Job »
Extract each record and reproduce it exactly.

-.-.-

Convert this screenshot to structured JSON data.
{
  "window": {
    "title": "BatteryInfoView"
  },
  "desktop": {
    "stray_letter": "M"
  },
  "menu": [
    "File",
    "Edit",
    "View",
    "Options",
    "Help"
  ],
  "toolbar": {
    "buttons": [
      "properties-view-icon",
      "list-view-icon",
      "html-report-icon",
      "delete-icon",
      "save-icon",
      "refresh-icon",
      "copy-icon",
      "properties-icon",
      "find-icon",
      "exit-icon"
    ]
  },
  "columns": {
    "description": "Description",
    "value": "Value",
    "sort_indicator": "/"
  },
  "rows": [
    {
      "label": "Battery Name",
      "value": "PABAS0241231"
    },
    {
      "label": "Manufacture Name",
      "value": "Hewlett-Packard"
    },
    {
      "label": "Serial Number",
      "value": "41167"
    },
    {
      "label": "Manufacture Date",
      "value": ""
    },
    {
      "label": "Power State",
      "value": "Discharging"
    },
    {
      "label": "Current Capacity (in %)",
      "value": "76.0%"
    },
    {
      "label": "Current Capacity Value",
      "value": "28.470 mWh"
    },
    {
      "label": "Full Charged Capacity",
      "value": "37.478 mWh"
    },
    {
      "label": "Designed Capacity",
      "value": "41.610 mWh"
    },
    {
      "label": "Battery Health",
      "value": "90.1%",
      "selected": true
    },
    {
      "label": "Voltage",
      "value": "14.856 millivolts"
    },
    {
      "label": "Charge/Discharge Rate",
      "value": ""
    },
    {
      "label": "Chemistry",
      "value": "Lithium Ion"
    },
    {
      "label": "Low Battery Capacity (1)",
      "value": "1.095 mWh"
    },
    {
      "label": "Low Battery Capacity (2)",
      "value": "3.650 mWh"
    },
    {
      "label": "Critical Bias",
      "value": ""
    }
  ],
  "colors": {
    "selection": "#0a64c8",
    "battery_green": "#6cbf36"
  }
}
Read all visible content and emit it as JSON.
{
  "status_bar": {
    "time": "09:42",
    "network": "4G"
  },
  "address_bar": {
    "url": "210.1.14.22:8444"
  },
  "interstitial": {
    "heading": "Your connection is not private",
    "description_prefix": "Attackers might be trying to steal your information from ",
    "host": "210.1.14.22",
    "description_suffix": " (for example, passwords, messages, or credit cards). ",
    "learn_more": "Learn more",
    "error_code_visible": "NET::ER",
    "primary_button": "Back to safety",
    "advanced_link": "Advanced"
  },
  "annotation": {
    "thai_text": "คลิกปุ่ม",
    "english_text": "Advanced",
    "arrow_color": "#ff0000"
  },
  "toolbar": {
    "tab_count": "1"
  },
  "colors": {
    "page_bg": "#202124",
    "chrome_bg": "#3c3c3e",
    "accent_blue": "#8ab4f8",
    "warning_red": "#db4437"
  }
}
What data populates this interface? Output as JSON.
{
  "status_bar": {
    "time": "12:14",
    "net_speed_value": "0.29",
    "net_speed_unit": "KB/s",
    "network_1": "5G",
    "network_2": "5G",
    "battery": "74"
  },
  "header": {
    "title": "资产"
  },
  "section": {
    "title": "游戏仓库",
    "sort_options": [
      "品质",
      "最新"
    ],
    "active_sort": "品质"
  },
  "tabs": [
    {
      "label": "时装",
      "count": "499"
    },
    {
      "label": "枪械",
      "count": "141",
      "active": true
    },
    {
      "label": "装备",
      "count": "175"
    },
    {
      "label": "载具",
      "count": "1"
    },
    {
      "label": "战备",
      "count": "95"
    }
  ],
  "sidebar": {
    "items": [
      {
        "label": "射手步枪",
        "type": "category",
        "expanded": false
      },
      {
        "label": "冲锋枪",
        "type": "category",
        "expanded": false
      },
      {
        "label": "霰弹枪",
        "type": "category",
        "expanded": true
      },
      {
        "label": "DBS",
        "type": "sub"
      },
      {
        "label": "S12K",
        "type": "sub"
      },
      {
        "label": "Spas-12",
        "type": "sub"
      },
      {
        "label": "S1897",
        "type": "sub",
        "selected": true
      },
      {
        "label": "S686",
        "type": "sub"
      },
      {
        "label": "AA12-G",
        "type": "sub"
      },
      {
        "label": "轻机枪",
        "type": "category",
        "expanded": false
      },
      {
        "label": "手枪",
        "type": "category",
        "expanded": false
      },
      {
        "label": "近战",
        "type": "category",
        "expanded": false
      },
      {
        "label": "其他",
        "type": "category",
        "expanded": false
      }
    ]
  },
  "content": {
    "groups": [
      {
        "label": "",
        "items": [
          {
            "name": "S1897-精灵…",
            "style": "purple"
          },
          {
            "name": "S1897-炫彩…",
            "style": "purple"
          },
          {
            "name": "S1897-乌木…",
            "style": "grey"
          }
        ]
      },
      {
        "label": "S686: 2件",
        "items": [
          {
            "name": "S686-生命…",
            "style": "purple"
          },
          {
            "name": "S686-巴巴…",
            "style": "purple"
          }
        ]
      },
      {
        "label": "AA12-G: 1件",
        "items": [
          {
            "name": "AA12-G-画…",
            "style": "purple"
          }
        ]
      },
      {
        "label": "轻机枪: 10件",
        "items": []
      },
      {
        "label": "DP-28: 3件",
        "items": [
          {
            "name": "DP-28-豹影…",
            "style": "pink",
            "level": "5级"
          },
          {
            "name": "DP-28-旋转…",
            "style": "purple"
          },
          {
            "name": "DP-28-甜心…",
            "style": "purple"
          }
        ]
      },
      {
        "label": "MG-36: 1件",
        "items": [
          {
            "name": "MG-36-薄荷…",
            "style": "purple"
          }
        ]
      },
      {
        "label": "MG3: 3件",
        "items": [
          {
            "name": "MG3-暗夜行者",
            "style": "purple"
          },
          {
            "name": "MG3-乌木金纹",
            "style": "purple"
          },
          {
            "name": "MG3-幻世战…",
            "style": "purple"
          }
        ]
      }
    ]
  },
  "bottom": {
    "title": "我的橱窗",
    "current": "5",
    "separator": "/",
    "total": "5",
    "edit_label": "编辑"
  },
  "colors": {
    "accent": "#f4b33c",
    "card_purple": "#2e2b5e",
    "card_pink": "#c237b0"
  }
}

-.-.-

Worked answer »
Convert this screenshot to structured JSON data.
{
  "window": {
    "title": "BatteryInfoView"
  },
  "desktop": {
    "stray_letter": "M"
  },
  "menu": [
    "File",
    "Edit",
    "View",
    "Options",
    "Help"
  ],
  "toolbar": {
    "buttons": [
      "properties-view-icon",
      "list-view-icon",
      "html-report-icon",
      "delete-icon",
      "save-icon",
      "refresh-icon",
      "copy-icon",
      "properties-icon",
      "find-icon",
      "exit-icon"
    ]
  },
  "columns": {
    "description": "Description",
    "value": "Value",
    "sort_indicator": "/"
  },
  "rows": [
    {
      "label": "Battery Name",
      "value": "PABAS0241231"
    },
    {
      "label": "Manufacture Name",
      "value": "Hewlett-Packard"
    },
    {
      "label": "Serial Number",
      "value": "41167"
    },
    {
      "label": "Manufacture Date",
      "value": ""
    },
    {
      "label": "Power State",
      "value": "Discharging"
    },
    {
      "label": "Current Capacity (in %)",
      "value": "76.0%"
    },
    {
      "label": "Current Capacity Value",
      "value": "28.470 mWh"
    },
    {
      "label": "Full Charged Capacity",
      "value": "37.478 mWh"
    },
    {
      "label": "Designed Capacity",
      "value": "41.610 mWh"
    },
    {
      "label": "Battery Health",
      "value": "90.1%",
      "selected": true
    },
    {
      "label": "Voltage",
      "value": "14.856 millivolts"
    },
    {
      "label": "Charge/Discharge Rate",
      "value": ""
    },
    {
      "label": "Chemistry",
      "value": "Lithium Ion"
    },
    {
      "label": "Low Battery Capacity (1)",
      "value": "1.095 mWh"
    },
    {
      "label": "Low Battery Capacity (2)",
      "value": "3.650 mWh"
    },
    {
      "label": "Critical Bias",
      "value": ""
    }
  ],
  "colors": {
    "selection": "#0a64c8",
    "battery_green": "#6cbf36"
  }
}
Read all visible content and emit it as JSON.
{
  "status_bar": {
    "time": "09:42",
    "network": "4G"
  },
  "address_bar": {
    "url": "210.1.14.22:8444"
  },
  "interstitial": {
    "heading": "Your connection is not private",
    "description_prefix": "Attackers might be trying to steal your information from ",
    "host": "210.1.14.22",
    "description_suffix": " (for example, passwords, messages, or credit cards). ",
    "learn_more": "Learn more",
    "error_code_visible": "NET::ER",
    "primary_button": "Back to safety",
    "advanced_link": "Advanced"
  },
  "annotation": {
    "thai_text": "คลิกปุ่ม",
    "english_text": "Advanced",
    "arrow_color": "#ff0000"
  },
  "toolbar": {
    "tab_count": "1"
  },
  "colors": {
    "page_bg": "#202124",
    "chrome_bg": "#3c3c3e",
    "accent_blue": "#8ab4f8",
    "warning_red": "#db4437"
  }
}
What data populates this interface? Output as JSON.
{
  "status_bar": {
    "time": "12:14",
    "net_speed_value": "0.29",
    "net_speed_unit": "KB/s",
    "network_1": "5G",
    "network_2": "5G",
    "battery": "74"
  },
  "header": {
    "title": "资产"
  },
  "section": {
    "title": "游戏仓库",
    "sort_options": [
      "品质",
      "最新"
    ],
    "active_sort": "品质"
  },
  "tabs": [
    {
      "label": "时装",
      "count": "499"
    },
    {
      "label": "枪械",
      "count": "141",
      "active": true
    },
    {
      "label": "装备",
      "count": "175"
    },
    {
      "label": "载具",
      "count": "1"
    },
    {
      "label": "战备",
      "count": "95"
    }
  ],
  "sidebar": {
    "items": [
      {
        "label": "射手步枪",
        "type": "category",
        "expanded": false
      },
      {
        "label": "冲锋枪",
        "type": "category",
        "expanded": false
      },
      {
        "label": "霰弹枪",
        "type": "category",
        "expanded": true
      },
      {
        "label": "DBS",
        "type": "sub"
      },
      {
        "label": "S12K",
        "type": "sub"
      },
      {
        "label": "Spas-12",
        "type": "sub"
      },
      {
        "label": "S1897",
        "type": "sub",
        "selected": true
      },
      {
        "label": "S686",
        "type": "sub"
      },
      {
        "label": "AA12-G",
        "type": "sub"
      },
      {
        "label": "轻机枪",
        "type": "category",
        "expanded": false
      },
      {
        "label": "手枪",
        "type": "category",
        "expanded": false
      },
      {
        "label": "近战",
        "type": "category",
        "expanded": false
      },
      {
        "label": "其他",
        "type": "category",
        "expanded": false
      }
    ]
  },
  "content": {
    "groups": [
      {
        "label": "",
        "items": [
          {
            "name": "S1897-精灵…",
            "style": "purple"
          },
          {
            "name": "S1897-炫彩…",
            "style": "purple"
          },
          {
            "name": "S1897-乌木…",
            "style": "grey"
          }
        ]
      },
      {
        "label": "S686: 2件",
        "items": [
          {
            "name": "S686-生命…",
            "style": "purple"
          },
          {
            "name": "S686-巴巴…",
            "style": "purple"
          }
        ]
      },
      {
        "label": "AA12-G: 1件",
        "items": [
          {
            "name": "AA12-G-画…",
            "style": "purple"
          }
        ]
      },
      {
        "label": "轻机枪: 10件",
        "items": []
      },
      {
        "label": "DP-28: 3件",
        "items": [
          {
            "name": "DP-28-豹影…",
            "style": "pink",
            "level": "5级"
          },
          {
            "name": "DP-28-旋转…",
            "style": "purple"
          },
          {
            "name": "DP-28-甜心…",
            "style": "purple"
          }
        ]
      },
      {
        "label": "MG-36: 1件",
        "items": [
          {
            "name": "MG-36-薄荷…",
            "style": "purple"
          }
        ]
      },
      {
        "label": "MG3: 3件",
        "items": [
          {
            "name": "MG3-暗夜行者",
            "style": "purple"
          },
          {
            "name": "MG3-乌木金纹",
            "style": "purple"
          },
          {
            "name": "MG3-幻世战…",
            "style": "purple"
          }
        ]
      }
    ]
  },
  "bottom": {
    "title": "我的橱窗",
    "current": "5",
    "separator": "/",
    "total": "5",
    "edit_label": "编辑"
  },
  "colors": {
    "accent": "#f4b33c",
    "card_purple": "#2e2b5e",
    "card_pink": "#c237b0"
  }
}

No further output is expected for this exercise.